### [YOUR INSTRUCTIONS]
Below is a set of records; restate each one word for word.

— Start of DATA SUPPLIED —

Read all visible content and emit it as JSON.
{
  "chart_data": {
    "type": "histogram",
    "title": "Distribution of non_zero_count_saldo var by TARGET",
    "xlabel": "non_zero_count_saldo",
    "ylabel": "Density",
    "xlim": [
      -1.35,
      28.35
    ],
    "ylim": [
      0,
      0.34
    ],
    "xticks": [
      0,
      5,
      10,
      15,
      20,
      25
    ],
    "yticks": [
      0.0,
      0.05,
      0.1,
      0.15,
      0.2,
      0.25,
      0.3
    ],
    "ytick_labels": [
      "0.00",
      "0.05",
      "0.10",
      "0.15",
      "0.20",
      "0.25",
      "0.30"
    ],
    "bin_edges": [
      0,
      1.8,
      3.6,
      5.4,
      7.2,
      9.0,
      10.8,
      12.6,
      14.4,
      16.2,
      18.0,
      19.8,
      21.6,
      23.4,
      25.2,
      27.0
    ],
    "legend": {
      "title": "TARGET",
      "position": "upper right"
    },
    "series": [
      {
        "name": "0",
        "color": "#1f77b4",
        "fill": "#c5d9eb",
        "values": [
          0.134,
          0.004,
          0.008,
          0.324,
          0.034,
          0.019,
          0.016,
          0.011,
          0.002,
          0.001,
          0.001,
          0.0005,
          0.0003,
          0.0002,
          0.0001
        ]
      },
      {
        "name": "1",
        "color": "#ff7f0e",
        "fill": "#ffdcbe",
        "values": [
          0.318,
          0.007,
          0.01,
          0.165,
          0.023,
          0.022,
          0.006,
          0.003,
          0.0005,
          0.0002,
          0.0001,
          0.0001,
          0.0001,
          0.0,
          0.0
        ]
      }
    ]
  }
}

— End of DATA SUPPLIED —

### [FULL ANSWER]
Read all visible content and emit it as JSON.
{
  "chart_data": {
    "type": "histogram",
    "title": "Distribution of non_zero_count_saldo var by TARGET",
    "xlabel": "non_zero_count_saldo",
    "ylabel": "Density",
    "xlim": [
      -1.35,
      28.35
    ],
    "ylim": [
      0,
      0.34
    ],
    "xticks": [
      0,
      5,
      10,
      15,
      20,
      25
    ],
    "yticks": [
      0.0,
      0.05,
      0.1,
      0.15,
      0.2,
      0.25,
      0.3
    ],
    "ytick_labels": [
      "0.00",
      "0.05",
      "0.10",
      "0.15",
      "0.20",
      "0.25",
      "0.30"
    ],
    "bin_edges": [
      0,
      1.8,
      3.6,
      5.4,
      7.2,
      9.0,
      10.8,
      12.6,
      14.4,
      16.2,
      18.0,
      19.8,
      21.6,
      23.4,
      25.2,
      27.0
    ],
    "legend": {
      "title": "TARGET",
      "position": "upper right"
    },
    "series": [
      {
        "name": "0",
        "color": "#1f77b4",
        "fill": "#c5d9eb",
        "values": [
          0.134,
          0.004,
          0.008,
          0.324,
          0.034,
          0.019,
          0.016,
          0.011,
          0.002,
          0.001,
          0.001,
          0.0005,
          0.0003,
          0.0002,
          0.0001
        ]
      },
      {
        "name": "1",
        "color": "#ff7f0e",
        "fill": "#ffdcbe",
        "values": [
          0.318,
          0.007,
          0.01,
          0.165,
          0.023,
          0.022,
          0.006,
          0.003,
          0.0005,
          0.0002,
          0.0001,
          0.0001,
          0.0001,
          0.0,
          0.0
        ]
      }
    ]
  }
}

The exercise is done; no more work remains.